SHORT TASK: Repeat every record exactly, but keep images out of the copy.
################
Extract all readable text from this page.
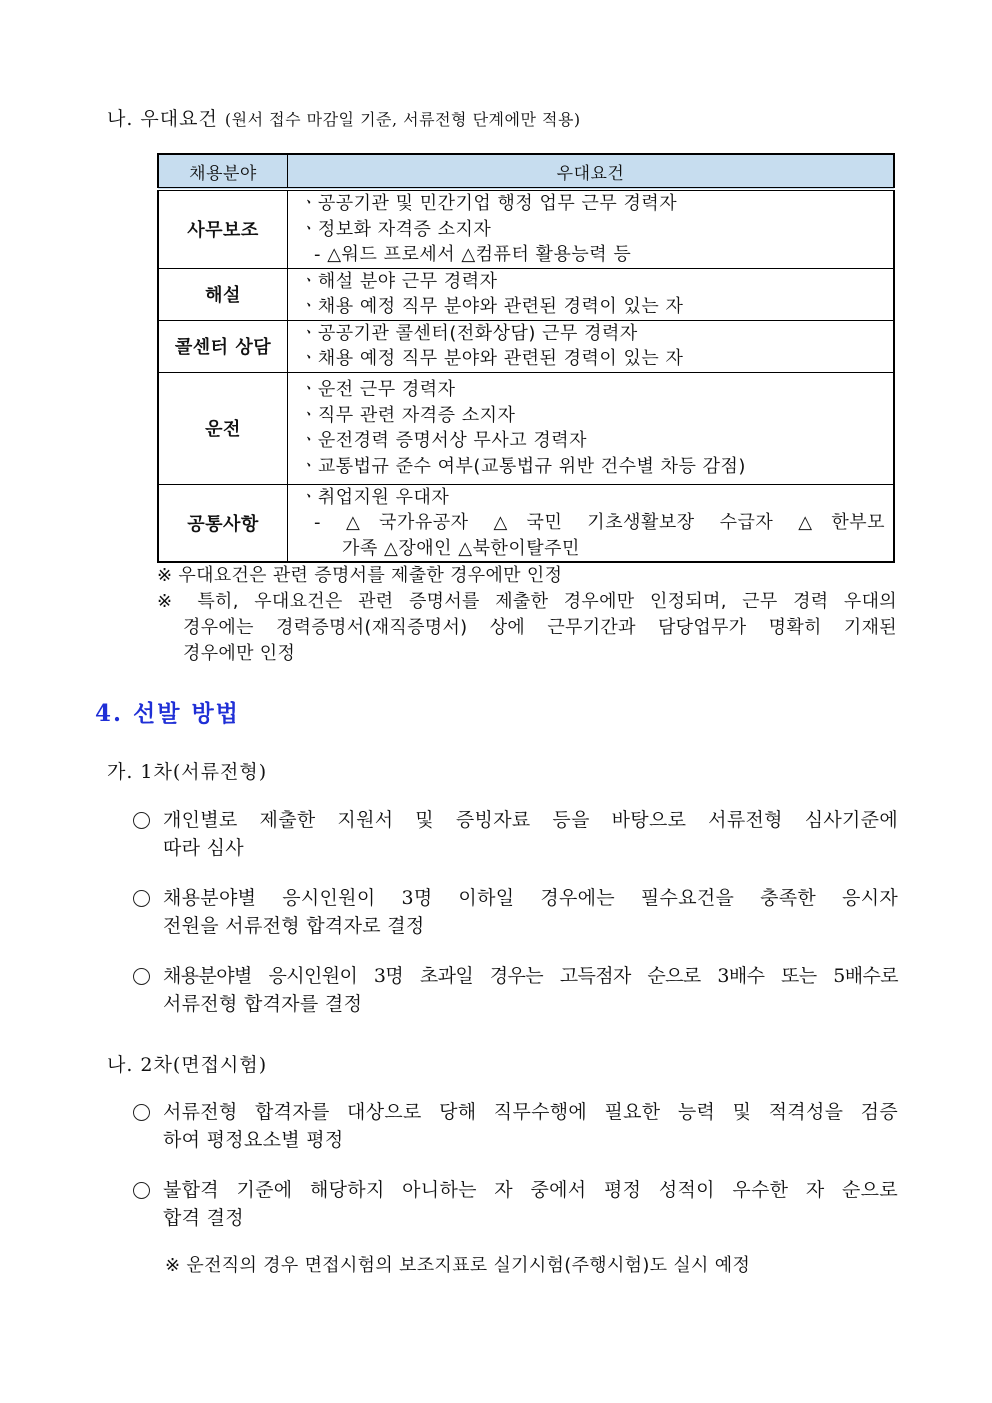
나. 우대요건 (원서 접수 마감일 기준, 서류전형 단계에만 적용)
채용분야	우대요건
사무보조	ㆍ공공기관 및 민간기업 행정 업무 근무 경력자
ㆍ정보화 자격증 소지자
- △워드 프로세서 △컴퓨터 활용능력 등

해설	ㆍ해설 분야 근무 경력자
ㆍ채용 예정 직무 분야와 관련된 경력이 있는 자

콜센터 상담	ㆍ공공기관 콜센터(전화상담) 근무 경력자
ㆍ채용 예정 직무 분야와 관련된 경력이 있는 자

운전	ㆍ운전 근무 경력자
ㆍ직무 관련 자격증 소지자
ㆍ운전경력 증명서상 무사고 경력자
ㆍ교통법규 준수 여부(교통법규 위반 건수별 차등 감점)

공통사항	ㆍ취업지원 우대자
- △국가유공자 △국민 기초생활보장 수급자 △한부모
가족 △장애인 △북한이탈주민
※ 우대요건은 관련 증명서를 제출한 경우에만 인정
※ 특히, 우대요건은 관련 증명서를 제출한 경우에만 인정되며, 근무 경력 우대의
경우에는 경력증명서(재직증명서) 상에 근무기간과 담당업무가 명확히 기재된
경우에만 인정
4. 선발 방법
가. 1차(서류전형)
개인별로 제출한 지원서 및 증빙자료 등을 바탕으로 서류전형 심사기준에
따라 심사
채용분야별 응시인원이 3명 이하일 경우에는 필수요건을 충족한 응시자
전원을 서류전형 합격자로 결정
채용분야별 응시인원이 3명 초과일 경우는 고득점자 순으로 3배수 또는 5배수로
서류전형 합격자를 결정
나. 2차(면접시험)
서류전형 합격자를 대상으로 당해 직무수행에 필요한 능력 및 적격성을 검증
하여 평정요소별 평정
불합격 기준에 해당하지 아니하는 자 중에서 평정 성적이 우수한 자 순으로
합격 결정
※ 운전직의 경우 면접시험의 보조지표로 실기시험(주행시험)도 실시 예정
################
RESPONSE FOR THIS EXERCISE:
Extract all readable text from this page.
나. 우대요건 (원서 접수 마감일 기준, 서류전형 단계에만 적용)
채용분야	우대요건
사무보조	ㆍ공공기관 및 민간기업 행정 업무 근무 경력자
ㆍ정보화 자격증 소지자
- △워드 프로세서 △컴퓨터 활용능력 등

해설	ㆍ해설 분야 근무 경력자
ㆍ채용 예정 직무 분야와 관련된 경력이 있는 자

콜센터 상담	ㆍ공공기관 콜센터(전화상담) 근무 경력자
ㆍ채용 예정 직무 분야와 관련된 경력이 있는 자

운전	ㆍ운전 근무 경력자
ㆍ직무 관련 자격증 소지자
ㆍ운전경력 증명서상 무사고 경력자
ㆍ교통법규 준수 여부(교통법규 위반 건수별 차등 감점)

공통사항	ㆍ취업지원 우대자
- △국가유공자 △국민 기초생활보장 수급자 △한부모
가족 △장애인 △북한이탈주민
※ 우대요건은 관련 증명서를 제출한 경우에만 인정
※ 특히, 우대요건은 관련 증명서를 제출한 경우에만 인정되며, 근무 경력 우대의
경우에는 경력증명서(재직증명서) 상에 근무기간과 담당업무가 명확히 기재된
경우에만 인정
4. 선발 방법
가. 1차(서류전형)
개인별로 제출한 지원서 및 증빙자료 등을 바탕으로 서류전형 심사기준에
따라 심사
채용분야별 응시인원이 3명 이하일 경우에는 필수요건을 충족한 응시자
전원을 서류전형 합격자로 결정
채용분야별 응시인원이 3명 초과일 경우는 고득점자 순으로 3배수 또는 5배수로
서류전형 합격자를 결정
나. 2차(면접시험)
서류전형 합격자를 대상으로 당해 직무수행에 필요한 능력 및 적격성을 검증
하여 평정요소별 평정
불합격 기준에 해당하지 아니하는 자 중에서 평정 성적이 우수한 자 순으로
합격 결정
※ 운전직의 경우 면접시험의 보조지표로 실기시험(주행시험)도 실시 예정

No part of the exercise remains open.